**WHAT THE EXERCISE ASKS**
Reproduce the items word for word, starting at the line containing "answer-text: 2. 水、土壤和由植物构成的大地的绿色斗篷组成了支: [42, 1419, 438, 1440]" and ending at the line containing "section-title-text: 三黑和土地: [702, 1066, 828, 1094]", with both of those lines included.
>>>>
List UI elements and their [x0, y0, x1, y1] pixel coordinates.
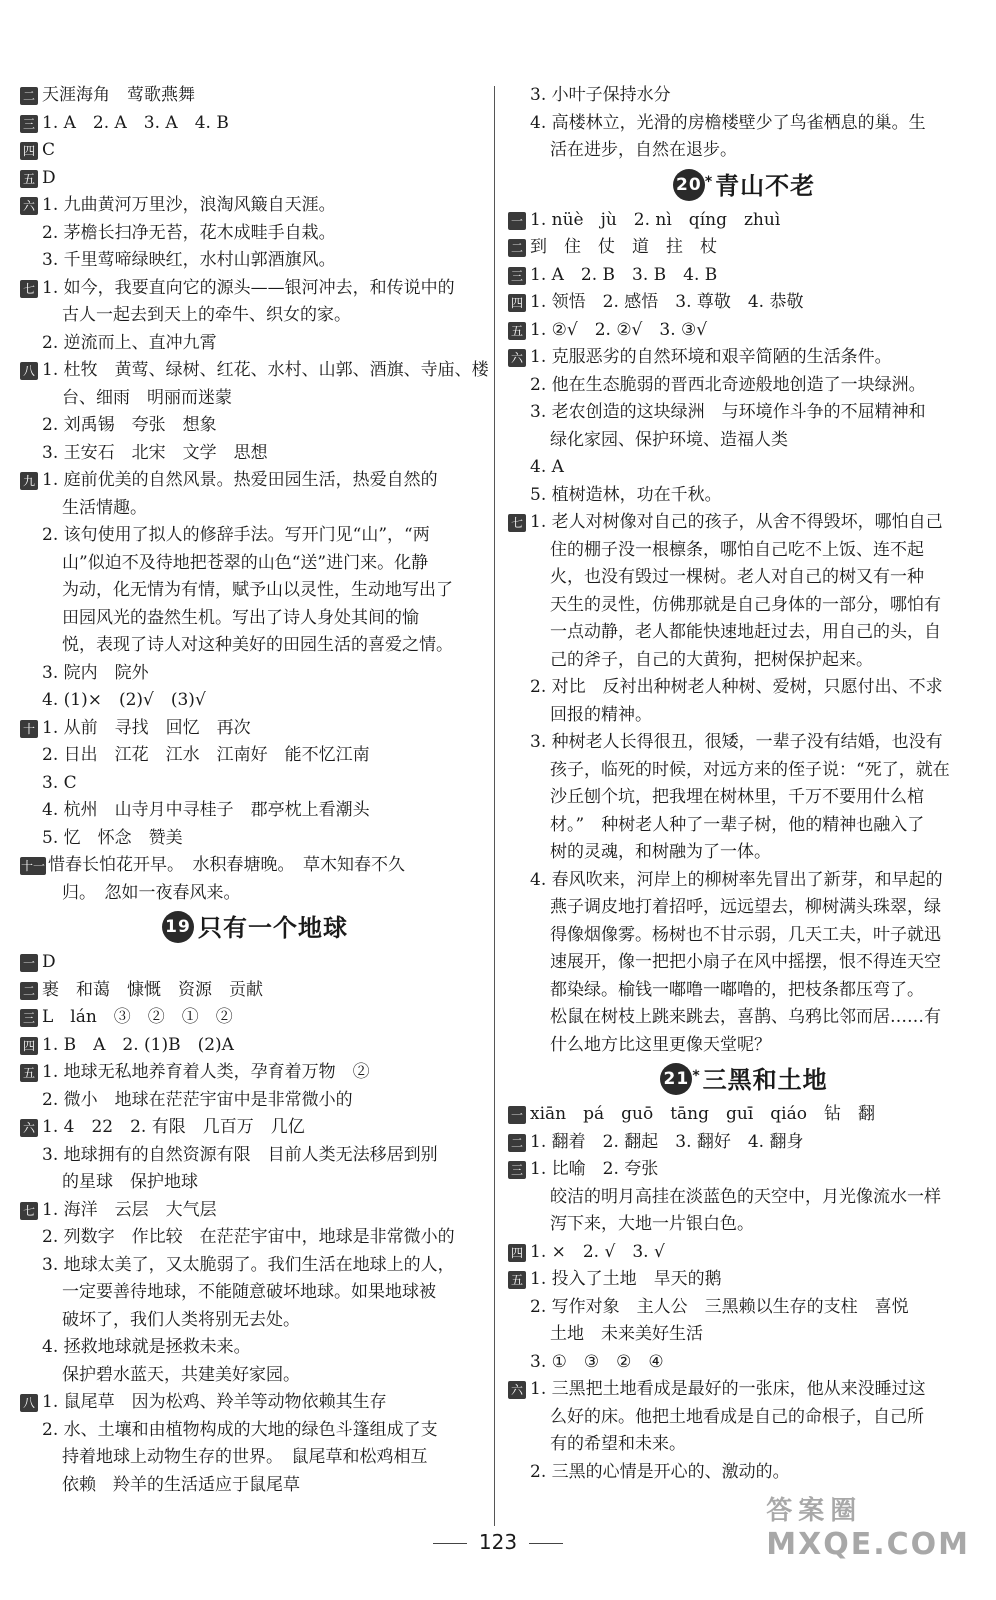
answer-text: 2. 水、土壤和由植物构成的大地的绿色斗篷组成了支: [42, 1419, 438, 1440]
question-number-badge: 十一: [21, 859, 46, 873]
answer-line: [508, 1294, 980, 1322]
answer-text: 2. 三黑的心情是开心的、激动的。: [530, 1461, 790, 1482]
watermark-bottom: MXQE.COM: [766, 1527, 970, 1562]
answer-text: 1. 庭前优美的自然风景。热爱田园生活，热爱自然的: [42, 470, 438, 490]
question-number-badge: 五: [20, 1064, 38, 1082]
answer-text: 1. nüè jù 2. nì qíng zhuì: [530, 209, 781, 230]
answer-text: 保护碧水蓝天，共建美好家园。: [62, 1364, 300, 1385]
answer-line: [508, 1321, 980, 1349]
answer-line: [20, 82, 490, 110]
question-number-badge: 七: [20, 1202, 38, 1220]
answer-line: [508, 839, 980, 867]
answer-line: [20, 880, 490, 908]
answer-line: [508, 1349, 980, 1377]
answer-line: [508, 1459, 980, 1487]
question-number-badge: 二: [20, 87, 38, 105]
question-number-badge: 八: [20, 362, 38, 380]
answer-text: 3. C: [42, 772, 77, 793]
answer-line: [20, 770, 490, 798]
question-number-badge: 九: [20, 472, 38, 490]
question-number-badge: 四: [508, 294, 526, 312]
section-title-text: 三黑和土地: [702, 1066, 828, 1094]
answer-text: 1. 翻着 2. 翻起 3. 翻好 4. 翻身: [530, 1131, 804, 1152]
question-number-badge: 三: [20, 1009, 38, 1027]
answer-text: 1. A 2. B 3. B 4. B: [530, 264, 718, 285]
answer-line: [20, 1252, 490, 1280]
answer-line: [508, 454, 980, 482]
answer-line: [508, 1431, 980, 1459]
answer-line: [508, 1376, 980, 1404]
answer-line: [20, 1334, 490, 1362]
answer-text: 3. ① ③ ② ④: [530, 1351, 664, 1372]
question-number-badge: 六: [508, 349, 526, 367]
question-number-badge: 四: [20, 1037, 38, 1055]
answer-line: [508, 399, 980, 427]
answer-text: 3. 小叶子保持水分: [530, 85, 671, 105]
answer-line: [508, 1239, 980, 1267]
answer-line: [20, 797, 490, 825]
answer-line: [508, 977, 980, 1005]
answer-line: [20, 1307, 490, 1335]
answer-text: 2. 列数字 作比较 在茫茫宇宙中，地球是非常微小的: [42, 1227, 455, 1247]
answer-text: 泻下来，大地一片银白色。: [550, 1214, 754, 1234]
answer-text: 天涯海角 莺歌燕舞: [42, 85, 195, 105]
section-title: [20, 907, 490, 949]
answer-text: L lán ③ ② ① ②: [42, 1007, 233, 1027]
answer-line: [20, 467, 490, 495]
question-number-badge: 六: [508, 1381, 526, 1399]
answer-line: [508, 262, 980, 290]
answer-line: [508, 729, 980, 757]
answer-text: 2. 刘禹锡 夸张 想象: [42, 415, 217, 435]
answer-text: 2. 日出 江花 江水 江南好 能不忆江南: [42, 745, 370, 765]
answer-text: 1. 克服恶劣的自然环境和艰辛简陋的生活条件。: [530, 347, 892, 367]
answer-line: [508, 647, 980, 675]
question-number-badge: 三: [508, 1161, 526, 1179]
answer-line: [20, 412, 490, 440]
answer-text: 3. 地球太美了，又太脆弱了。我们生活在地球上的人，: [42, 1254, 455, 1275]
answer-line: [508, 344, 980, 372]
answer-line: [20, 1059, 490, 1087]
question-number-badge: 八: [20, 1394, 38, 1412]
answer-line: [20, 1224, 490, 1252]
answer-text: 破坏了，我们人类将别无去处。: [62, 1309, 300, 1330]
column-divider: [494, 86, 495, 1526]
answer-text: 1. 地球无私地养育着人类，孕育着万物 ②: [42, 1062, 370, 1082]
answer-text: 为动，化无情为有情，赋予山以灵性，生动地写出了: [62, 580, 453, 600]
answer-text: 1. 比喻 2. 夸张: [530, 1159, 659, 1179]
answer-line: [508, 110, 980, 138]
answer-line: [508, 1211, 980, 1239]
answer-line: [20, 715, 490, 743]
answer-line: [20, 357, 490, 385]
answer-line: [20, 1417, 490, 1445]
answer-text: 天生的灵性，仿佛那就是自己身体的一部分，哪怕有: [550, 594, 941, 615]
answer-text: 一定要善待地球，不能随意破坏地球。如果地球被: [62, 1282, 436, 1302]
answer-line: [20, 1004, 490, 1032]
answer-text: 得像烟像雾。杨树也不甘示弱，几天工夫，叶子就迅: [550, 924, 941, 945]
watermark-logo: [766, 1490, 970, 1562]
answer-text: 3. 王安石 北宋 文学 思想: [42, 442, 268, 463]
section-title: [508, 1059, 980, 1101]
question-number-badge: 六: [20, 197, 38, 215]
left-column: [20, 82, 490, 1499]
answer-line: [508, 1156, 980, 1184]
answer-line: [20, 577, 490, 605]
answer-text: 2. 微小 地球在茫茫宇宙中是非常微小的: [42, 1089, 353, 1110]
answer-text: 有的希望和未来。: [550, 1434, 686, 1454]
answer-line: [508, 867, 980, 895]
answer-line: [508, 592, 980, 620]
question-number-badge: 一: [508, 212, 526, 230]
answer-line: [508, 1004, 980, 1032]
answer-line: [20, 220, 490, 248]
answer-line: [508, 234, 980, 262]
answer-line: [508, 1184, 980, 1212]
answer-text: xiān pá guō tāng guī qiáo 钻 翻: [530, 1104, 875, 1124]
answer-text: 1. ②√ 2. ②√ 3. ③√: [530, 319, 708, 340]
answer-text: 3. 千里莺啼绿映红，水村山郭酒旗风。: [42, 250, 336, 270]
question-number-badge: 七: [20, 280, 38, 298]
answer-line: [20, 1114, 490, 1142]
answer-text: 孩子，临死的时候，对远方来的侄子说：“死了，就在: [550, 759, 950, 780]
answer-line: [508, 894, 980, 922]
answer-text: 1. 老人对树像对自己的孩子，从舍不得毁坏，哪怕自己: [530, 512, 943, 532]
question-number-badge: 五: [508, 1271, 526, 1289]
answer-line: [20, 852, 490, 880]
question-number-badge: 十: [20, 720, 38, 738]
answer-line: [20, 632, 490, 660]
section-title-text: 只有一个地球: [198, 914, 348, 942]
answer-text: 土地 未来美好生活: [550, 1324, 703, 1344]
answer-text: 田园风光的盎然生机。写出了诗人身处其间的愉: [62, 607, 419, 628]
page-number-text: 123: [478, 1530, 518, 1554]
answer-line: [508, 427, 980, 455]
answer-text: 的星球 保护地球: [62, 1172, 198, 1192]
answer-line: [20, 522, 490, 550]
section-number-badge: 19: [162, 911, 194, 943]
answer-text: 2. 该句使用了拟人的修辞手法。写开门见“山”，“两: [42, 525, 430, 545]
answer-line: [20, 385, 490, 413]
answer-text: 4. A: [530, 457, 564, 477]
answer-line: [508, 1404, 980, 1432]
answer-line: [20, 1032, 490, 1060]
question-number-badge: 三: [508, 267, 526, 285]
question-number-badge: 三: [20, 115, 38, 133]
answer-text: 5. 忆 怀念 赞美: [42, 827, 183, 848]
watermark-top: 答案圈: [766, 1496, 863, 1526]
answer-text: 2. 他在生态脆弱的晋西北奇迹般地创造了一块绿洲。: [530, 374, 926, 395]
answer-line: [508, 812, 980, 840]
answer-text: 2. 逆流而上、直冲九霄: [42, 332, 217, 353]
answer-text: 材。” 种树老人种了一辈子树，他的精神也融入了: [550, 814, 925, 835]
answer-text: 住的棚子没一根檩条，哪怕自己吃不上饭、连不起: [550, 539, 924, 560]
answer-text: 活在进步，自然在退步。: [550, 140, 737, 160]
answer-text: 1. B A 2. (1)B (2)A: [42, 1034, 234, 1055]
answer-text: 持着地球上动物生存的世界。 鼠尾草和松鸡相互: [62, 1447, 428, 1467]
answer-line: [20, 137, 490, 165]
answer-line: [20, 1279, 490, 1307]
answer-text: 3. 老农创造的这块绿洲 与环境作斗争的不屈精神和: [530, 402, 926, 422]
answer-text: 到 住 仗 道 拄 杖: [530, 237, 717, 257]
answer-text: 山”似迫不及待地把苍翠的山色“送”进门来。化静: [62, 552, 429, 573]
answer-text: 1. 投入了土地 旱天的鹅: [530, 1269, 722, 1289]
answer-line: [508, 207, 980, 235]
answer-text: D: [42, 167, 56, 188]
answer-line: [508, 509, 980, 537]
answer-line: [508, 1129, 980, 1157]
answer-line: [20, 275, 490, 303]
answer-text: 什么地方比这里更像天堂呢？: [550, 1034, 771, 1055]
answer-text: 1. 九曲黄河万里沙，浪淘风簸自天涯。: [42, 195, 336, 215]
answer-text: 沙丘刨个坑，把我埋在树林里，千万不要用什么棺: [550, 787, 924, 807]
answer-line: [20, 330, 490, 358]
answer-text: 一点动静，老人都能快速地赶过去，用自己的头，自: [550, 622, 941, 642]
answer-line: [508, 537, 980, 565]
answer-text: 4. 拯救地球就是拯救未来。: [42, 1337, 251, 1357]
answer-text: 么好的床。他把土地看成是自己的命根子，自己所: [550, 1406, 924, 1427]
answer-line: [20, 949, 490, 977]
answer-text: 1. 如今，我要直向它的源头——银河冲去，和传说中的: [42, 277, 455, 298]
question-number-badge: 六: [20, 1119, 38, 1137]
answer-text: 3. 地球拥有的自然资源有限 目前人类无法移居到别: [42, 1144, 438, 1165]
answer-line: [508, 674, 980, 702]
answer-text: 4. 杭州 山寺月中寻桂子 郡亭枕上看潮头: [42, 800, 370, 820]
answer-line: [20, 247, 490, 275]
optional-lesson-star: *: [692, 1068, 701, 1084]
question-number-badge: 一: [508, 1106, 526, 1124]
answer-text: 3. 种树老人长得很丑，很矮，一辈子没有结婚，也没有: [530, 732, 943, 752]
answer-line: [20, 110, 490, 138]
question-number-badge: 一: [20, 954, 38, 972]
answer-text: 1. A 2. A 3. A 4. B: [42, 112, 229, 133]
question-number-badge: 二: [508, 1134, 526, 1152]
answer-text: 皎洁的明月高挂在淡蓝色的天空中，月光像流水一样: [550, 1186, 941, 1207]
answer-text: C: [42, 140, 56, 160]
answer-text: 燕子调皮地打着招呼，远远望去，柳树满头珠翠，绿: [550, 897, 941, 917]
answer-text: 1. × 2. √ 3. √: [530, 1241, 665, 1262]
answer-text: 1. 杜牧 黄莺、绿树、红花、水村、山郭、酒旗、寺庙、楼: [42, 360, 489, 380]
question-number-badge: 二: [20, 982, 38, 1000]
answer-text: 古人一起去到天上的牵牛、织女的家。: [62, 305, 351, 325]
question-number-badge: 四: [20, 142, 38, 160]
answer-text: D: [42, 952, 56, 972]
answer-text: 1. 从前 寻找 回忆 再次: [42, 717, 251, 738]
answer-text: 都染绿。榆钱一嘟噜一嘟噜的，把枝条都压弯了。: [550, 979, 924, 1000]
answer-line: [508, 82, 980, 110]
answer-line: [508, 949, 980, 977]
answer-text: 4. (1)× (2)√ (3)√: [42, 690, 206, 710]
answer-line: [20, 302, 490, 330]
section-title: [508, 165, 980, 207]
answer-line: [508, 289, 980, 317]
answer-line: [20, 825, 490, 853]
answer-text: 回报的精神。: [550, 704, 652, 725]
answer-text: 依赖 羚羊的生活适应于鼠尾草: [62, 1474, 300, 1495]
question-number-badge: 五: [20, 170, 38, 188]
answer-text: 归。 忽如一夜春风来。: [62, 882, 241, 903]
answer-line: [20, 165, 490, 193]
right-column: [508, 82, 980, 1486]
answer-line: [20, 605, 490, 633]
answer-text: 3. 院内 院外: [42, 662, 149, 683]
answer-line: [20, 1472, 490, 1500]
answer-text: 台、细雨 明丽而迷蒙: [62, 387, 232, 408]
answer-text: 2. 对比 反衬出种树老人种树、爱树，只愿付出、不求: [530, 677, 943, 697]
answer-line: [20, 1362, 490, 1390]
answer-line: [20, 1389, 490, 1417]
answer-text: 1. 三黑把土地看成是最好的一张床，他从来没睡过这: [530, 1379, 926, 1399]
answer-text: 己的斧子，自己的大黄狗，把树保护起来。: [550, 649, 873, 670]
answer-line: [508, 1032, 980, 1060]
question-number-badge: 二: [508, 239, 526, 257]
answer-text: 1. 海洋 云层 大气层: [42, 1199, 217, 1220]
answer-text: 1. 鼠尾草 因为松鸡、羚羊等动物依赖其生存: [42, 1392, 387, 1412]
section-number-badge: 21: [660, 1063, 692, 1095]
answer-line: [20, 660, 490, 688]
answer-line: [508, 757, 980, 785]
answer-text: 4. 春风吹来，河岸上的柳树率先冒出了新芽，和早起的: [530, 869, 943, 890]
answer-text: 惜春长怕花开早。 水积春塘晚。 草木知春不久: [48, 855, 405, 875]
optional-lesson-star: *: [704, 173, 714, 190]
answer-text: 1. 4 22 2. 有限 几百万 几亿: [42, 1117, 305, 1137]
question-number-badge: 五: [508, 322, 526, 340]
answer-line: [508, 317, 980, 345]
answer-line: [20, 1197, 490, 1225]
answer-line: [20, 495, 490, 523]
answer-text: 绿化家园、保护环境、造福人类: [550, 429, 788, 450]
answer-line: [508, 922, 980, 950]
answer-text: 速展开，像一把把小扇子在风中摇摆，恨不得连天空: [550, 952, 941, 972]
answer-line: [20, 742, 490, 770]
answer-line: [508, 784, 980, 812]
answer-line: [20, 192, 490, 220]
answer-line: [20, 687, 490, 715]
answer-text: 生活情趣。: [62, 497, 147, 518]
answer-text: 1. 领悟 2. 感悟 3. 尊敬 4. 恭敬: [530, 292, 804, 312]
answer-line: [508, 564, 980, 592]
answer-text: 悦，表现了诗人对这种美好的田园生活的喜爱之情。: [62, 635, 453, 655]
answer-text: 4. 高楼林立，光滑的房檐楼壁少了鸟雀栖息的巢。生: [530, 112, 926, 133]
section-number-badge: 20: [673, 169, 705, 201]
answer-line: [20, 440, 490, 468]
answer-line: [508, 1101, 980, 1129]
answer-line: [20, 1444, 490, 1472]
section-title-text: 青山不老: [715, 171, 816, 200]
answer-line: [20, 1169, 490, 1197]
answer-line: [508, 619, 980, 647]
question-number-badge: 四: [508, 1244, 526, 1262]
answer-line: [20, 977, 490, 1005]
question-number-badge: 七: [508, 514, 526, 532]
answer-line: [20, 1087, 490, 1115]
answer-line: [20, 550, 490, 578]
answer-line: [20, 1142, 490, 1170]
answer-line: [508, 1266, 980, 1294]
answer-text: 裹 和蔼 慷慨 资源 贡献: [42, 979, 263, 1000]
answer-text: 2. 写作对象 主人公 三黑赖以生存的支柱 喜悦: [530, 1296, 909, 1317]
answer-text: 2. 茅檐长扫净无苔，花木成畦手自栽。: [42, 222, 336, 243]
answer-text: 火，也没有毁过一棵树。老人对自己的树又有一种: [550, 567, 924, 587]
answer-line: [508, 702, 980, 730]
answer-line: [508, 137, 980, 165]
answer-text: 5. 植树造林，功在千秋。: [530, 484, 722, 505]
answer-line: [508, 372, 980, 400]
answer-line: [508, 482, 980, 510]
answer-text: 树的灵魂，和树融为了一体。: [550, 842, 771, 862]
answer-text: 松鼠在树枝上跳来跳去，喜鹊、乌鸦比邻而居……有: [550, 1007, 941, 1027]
<<<<
>>>>
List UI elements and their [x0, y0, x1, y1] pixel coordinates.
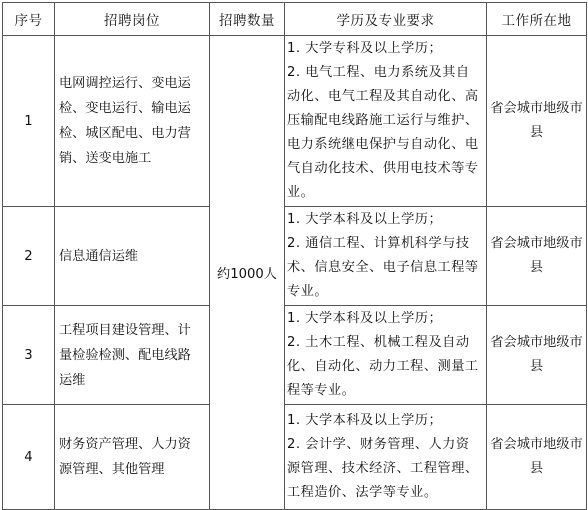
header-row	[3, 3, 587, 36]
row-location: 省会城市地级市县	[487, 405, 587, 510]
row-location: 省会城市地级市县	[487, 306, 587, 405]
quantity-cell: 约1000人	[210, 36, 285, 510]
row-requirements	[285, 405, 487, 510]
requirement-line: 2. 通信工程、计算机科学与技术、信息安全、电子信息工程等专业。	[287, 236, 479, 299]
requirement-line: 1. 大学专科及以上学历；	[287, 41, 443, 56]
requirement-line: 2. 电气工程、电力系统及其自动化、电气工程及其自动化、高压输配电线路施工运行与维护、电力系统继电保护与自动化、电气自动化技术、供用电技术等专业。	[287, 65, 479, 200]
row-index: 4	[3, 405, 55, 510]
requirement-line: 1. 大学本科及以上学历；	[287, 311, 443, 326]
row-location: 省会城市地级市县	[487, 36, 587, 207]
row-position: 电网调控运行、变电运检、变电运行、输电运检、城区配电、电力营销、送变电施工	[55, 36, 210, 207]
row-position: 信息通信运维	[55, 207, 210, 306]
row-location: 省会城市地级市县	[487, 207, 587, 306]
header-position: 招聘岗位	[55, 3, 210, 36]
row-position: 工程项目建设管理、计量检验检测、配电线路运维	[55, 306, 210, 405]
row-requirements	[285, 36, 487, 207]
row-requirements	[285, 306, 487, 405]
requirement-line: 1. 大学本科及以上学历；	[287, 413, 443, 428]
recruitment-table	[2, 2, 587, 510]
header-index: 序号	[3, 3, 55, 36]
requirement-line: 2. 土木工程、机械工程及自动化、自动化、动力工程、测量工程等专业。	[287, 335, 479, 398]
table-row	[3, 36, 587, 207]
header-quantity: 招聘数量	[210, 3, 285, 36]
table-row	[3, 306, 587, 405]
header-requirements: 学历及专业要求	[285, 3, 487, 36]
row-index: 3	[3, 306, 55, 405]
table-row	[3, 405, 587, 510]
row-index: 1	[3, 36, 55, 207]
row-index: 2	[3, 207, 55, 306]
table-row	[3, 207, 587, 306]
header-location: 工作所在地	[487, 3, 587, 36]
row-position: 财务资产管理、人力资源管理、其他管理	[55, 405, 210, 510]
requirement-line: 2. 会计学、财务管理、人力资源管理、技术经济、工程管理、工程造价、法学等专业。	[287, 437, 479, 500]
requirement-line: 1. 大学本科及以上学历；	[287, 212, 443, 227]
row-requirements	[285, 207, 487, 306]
<<<<
**TASK OUTPUT**
answer-text: 2. 水、土壤和由植物构成的大地的绿色斗篷组成了支: [42, 1419, 438, 1440]
question-number-badge: 十一: [21, 859, 46, 873]
answer-line: [508, 1294, 980, 1322]
answer-text: 2. 三黑的心情是开心的、激动的。: [530, 1461, 790, 1482]
watermark-bottom: MXQE.COM: [766, 1527, 970, 1562]
answer-text: 1. 庭前优美的自然风景。热爱田园生活，热爱自然的: [42, 470, 438, 490]
question-number-badge: 五: [20, 1064, 38, 1082]
answer-text: 1. nüè jù 2. nì qíng zhuì: [530, 209, 781, 230]
answer-text: 保护碧水蓝天，共建美好家园。: [62, 1364, 300, 1385]
answer-line: [508, 1321, 980, 1349]
answer-line: [20, 82, 490, 110]
question-number-badge: 七: [20, 1202, 38, 1220]
answer-line: [508, 839, 980, 867]
answer-line: [20, 880, 490, 908]
answer-line: [508, 1349, 980, 1377]
answer-line: [508, 1459, 980, 1487]
question-number-badge: 二: [20, 87, 38, 105]
question-number-badge: 八: [20, 362, 38, 380]
answer-text: 3. C: [42, 772, 77, 793]
answer-line: [20, 770, 490, 798]
question-number-badge: 九: [20, 472, 38, 490]
question-number-badge: 四: [508, 294, 526, 312]
section-title-text: 三黑和土地: [702, 1066, 828, 1094]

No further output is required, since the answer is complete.